DATA
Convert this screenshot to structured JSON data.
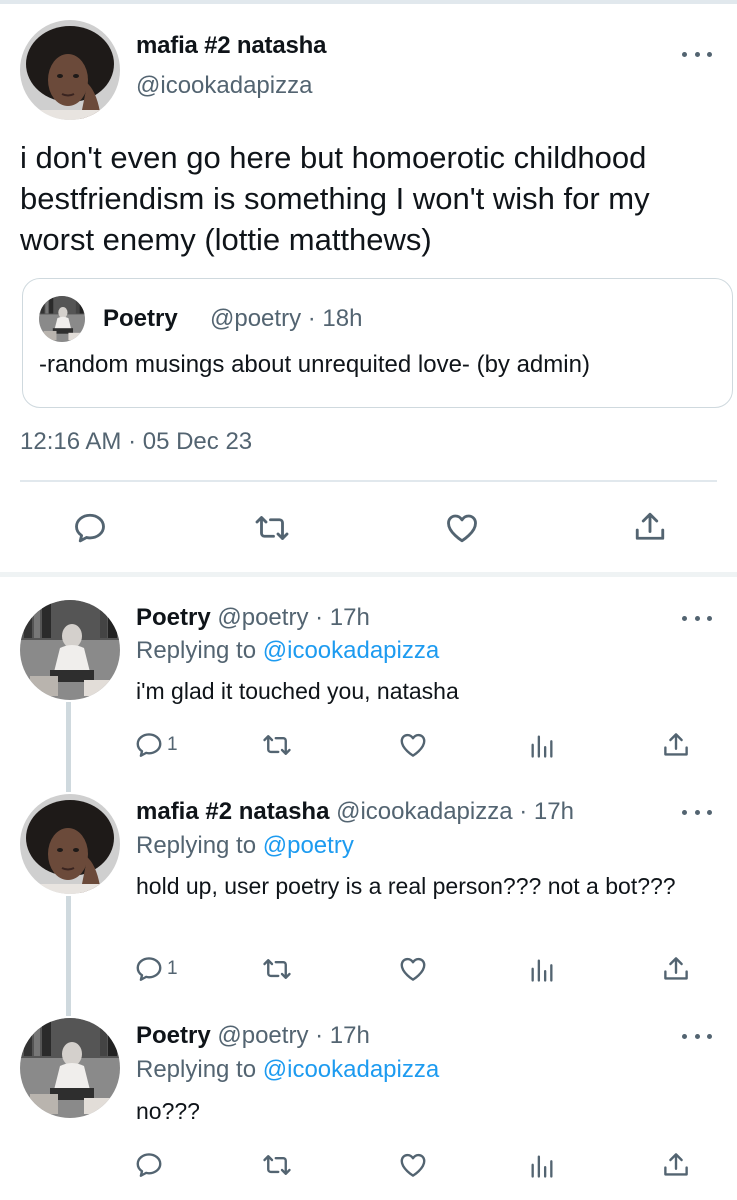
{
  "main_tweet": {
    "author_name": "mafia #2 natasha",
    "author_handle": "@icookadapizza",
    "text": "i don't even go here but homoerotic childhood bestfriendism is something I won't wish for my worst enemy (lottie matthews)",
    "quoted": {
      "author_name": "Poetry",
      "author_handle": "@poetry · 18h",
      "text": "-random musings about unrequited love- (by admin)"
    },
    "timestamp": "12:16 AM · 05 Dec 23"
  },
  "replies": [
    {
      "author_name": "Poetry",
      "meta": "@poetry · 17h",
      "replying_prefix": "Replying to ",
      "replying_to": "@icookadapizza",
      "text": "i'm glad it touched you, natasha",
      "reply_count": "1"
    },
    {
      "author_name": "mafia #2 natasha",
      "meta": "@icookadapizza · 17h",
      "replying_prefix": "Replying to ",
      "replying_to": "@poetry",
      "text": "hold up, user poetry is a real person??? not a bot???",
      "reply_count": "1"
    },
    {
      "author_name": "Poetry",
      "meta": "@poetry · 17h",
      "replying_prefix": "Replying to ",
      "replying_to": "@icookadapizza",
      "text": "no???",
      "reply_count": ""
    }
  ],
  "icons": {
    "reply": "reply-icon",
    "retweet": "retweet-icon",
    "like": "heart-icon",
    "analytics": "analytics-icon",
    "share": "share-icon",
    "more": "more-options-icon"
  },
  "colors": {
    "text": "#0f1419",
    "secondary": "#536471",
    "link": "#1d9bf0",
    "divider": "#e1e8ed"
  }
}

==

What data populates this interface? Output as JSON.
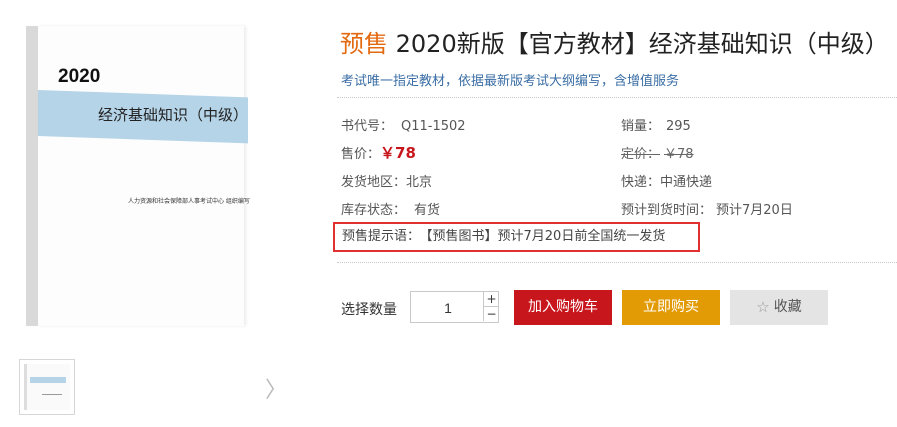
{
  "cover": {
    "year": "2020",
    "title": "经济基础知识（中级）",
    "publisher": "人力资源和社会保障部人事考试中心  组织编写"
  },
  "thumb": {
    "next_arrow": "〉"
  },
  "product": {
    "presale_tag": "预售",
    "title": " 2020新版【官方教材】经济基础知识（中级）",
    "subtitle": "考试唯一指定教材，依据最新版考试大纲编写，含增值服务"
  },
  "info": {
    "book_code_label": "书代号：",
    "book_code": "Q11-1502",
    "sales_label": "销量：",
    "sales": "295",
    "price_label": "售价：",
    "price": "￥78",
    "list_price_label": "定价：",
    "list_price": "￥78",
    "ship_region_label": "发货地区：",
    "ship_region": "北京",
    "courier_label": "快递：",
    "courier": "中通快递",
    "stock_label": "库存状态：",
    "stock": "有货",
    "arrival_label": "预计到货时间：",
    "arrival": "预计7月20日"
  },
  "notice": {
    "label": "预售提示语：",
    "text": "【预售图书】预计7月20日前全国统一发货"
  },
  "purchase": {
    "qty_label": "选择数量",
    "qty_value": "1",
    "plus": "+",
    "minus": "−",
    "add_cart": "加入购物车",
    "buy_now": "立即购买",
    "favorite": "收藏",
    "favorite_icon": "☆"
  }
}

REQUEST
How many lines of the listing above include the word "mafia"? State the number and nothing else.

SOLUTION FOR THIS PROBLEM
2